Work to complete
Sort through the entries below and pull out lines containing the word "MILIEU".
** start Supplied material **
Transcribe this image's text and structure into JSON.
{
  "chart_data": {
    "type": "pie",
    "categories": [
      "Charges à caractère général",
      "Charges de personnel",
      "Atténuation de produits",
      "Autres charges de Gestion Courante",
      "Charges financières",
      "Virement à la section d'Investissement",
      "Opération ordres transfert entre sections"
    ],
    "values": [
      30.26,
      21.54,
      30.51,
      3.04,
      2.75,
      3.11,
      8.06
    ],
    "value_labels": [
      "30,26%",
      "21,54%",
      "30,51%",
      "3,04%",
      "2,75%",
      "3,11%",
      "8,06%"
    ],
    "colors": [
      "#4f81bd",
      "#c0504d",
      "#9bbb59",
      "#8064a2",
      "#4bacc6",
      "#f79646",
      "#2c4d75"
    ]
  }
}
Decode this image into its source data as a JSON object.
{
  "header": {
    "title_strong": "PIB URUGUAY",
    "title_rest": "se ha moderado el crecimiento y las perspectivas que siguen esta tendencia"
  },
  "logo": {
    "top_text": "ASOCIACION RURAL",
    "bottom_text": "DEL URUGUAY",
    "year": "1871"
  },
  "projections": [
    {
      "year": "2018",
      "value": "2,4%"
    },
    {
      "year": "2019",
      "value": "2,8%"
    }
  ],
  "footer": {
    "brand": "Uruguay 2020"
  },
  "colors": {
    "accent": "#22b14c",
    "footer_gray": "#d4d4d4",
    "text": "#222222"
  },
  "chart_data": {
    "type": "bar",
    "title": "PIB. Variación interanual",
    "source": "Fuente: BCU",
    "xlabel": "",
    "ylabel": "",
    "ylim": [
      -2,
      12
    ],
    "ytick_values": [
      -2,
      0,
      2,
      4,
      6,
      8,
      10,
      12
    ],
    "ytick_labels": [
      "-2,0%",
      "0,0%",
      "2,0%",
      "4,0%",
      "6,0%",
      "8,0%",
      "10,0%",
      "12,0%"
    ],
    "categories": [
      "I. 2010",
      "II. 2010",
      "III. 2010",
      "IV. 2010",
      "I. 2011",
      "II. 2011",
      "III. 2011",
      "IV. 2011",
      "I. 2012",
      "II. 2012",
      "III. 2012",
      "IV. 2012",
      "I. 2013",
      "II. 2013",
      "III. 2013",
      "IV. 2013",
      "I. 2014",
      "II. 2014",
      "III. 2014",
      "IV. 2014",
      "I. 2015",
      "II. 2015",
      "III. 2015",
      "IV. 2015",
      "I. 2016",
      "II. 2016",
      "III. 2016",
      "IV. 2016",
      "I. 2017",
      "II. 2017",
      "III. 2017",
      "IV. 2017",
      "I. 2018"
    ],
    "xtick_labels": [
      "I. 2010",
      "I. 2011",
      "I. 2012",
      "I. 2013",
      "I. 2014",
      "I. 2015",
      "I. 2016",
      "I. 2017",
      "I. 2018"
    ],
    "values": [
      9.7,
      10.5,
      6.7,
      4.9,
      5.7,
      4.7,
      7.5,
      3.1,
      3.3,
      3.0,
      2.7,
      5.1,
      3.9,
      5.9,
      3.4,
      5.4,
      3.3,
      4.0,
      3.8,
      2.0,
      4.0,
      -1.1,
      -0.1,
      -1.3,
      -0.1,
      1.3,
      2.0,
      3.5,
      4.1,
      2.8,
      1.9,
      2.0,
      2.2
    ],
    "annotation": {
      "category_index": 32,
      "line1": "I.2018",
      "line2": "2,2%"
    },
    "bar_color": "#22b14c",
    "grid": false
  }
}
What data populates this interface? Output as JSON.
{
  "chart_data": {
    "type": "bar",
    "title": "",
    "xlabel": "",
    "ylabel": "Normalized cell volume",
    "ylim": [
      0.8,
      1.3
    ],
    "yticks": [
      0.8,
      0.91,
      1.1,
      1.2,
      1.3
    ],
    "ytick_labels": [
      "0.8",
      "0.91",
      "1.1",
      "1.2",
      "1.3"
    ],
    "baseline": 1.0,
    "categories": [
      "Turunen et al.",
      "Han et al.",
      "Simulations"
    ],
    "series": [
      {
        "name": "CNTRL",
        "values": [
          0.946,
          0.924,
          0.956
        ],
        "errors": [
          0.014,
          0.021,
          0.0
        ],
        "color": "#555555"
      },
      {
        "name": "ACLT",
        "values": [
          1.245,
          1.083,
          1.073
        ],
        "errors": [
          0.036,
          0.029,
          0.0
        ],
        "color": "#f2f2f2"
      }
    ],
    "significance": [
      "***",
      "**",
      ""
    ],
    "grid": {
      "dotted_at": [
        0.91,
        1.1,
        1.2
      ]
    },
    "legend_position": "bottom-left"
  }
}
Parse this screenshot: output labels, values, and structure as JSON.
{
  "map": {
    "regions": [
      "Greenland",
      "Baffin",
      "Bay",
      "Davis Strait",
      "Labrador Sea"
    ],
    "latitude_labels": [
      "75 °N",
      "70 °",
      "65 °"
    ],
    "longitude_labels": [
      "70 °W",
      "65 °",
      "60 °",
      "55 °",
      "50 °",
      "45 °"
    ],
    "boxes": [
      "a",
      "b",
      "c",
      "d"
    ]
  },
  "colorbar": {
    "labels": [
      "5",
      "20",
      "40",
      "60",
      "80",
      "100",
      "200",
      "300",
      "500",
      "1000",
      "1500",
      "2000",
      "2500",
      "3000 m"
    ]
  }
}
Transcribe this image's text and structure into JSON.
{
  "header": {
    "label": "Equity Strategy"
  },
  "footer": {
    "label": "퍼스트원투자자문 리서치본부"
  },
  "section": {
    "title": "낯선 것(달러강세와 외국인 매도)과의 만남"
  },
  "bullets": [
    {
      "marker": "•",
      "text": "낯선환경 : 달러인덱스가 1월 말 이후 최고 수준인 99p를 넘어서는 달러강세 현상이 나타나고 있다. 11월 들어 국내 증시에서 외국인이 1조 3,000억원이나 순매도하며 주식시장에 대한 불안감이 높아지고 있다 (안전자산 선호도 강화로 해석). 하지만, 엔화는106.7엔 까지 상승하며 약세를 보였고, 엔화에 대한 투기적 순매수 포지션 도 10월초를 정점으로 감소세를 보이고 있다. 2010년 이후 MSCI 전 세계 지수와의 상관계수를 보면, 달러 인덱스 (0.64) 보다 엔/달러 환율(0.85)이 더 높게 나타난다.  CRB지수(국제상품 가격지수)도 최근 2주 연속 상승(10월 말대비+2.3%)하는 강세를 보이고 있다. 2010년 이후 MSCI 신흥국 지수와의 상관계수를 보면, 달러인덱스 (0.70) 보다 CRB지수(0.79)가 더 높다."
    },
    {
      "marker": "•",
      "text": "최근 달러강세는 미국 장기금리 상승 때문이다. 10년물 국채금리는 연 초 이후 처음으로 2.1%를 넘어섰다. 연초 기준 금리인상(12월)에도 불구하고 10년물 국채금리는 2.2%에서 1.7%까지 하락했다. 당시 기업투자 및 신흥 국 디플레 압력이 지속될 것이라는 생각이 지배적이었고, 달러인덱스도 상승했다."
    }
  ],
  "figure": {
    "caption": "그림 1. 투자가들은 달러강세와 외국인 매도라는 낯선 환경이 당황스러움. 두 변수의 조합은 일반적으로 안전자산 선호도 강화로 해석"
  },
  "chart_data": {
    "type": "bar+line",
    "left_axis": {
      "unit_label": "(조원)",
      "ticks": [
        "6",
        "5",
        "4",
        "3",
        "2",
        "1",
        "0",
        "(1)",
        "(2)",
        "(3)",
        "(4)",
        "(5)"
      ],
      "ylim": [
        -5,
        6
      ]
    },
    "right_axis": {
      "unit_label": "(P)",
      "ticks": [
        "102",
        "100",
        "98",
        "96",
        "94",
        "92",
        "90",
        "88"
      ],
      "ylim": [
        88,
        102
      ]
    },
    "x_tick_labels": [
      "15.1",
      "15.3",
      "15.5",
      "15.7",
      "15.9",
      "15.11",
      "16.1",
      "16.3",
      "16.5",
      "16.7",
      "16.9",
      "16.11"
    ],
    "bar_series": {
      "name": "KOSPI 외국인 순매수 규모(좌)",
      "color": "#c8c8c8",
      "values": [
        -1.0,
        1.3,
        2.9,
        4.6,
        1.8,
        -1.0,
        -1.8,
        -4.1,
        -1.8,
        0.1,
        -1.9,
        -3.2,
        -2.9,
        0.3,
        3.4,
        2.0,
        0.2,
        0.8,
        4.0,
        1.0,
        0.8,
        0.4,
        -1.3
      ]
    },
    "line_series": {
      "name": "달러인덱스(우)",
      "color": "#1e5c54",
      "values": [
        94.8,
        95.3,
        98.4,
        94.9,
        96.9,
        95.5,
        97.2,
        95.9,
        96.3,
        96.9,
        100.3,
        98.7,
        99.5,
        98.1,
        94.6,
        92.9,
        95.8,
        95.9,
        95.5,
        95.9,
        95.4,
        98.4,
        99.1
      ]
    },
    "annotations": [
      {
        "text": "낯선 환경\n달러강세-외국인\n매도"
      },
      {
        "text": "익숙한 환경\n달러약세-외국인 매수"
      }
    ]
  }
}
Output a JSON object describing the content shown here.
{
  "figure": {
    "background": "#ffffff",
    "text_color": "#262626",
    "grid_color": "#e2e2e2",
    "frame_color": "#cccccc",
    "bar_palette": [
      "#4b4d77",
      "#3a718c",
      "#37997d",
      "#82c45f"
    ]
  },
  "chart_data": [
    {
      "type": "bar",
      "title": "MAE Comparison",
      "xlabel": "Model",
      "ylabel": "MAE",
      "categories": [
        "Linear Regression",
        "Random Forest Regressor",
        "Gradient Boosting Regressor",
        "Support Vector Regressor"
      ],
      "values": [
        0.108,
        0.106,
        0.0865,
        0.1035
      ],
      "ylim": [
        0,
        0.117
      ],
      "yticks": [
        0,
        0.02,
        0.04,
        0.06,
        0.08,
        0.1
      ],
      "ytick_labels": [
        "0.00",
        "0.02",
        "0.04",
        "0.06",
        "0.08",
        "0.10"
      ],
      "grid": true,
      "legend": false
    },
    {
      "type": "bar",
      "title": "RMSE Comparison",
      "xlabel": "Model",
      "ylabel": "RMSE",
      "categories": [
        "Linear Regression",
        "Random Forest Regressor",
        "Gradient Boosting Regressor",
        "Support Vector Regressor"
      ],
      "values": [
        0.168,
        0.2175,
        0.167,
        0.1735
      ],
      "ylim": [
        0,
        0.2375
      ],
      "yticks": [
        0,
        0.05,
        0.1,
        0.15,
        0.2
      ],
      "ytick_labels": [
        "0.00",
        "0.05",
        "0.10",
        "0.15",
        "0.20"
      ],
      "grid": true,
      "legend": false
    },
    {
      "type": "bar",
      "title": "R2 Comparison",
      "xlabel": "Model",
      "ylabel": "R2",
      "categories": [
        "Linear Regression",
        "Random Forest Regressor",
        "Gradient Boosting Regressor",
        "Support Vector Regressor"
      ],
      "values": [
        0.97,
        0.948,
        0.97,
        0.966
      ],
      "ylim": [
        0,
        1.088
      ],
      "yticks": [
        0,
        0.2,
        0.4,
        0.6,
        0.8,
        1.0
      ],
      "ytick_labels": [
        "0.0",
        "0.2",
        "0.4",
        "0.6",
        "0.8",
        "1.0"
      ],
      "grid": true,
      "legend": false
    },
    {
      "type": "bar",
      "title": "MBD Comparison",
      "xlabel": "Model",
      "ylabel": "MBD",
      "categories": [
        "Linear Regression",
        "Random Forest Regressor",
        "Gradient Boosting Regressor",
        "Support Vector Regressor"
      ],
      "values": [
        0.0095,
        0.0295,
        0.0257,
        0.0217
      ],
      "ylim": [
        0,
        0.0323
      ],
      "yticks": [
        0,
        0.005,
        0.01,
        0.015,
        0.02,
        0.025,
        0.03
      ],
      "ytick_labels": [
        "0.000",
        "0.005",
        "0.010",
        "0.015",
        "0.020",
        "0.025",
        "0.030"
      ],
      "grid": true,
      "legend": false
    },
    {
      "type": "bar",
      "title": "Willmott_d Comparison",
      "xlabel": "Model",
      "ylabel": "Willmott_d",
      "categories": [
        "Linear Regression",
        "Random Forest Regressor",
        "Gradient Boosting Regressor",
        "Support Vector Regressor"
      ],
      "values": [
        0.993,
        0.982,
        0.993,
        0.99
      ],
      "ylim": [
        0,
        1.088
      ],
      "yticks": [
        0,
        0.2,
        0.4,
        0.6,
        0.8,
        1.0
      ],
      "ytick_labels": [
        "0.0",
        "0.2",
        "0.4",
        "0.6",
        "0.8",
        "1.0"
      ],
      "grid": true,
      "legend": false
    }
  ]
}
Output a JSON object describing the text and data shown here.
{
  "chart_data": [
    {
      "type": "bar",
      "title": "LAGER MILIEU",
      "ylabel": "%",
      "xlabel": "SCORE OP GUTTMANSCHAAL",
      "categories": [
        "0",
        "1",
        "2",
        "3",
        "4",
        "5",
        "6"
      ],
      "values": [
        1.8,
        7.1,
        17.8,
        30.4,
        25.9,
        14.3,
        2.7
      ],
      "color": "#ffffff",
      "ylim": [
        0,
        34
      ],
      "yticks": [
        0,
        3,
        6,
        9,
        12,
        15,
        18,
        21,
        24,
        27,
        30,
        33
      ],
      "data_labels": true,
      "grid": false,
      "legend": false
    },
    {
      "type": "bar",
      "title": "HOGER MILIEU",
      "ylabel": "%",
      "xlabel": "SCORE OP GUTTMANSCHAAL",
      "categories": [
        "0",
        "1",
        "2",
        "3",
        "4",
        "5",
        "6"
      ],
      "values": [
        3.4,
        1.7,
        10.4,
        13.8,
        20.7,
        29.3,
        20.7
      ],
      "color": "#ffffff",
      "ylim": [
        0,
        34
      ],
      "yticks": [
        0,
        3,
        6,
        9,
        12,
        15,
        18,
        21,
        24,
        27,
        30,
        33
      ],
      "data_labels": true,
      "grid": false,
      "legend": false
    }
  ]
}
** end Supplied material **
Answer in full
      "title": "LAGER MILIEU",
      "title": "HOGER MILIEU",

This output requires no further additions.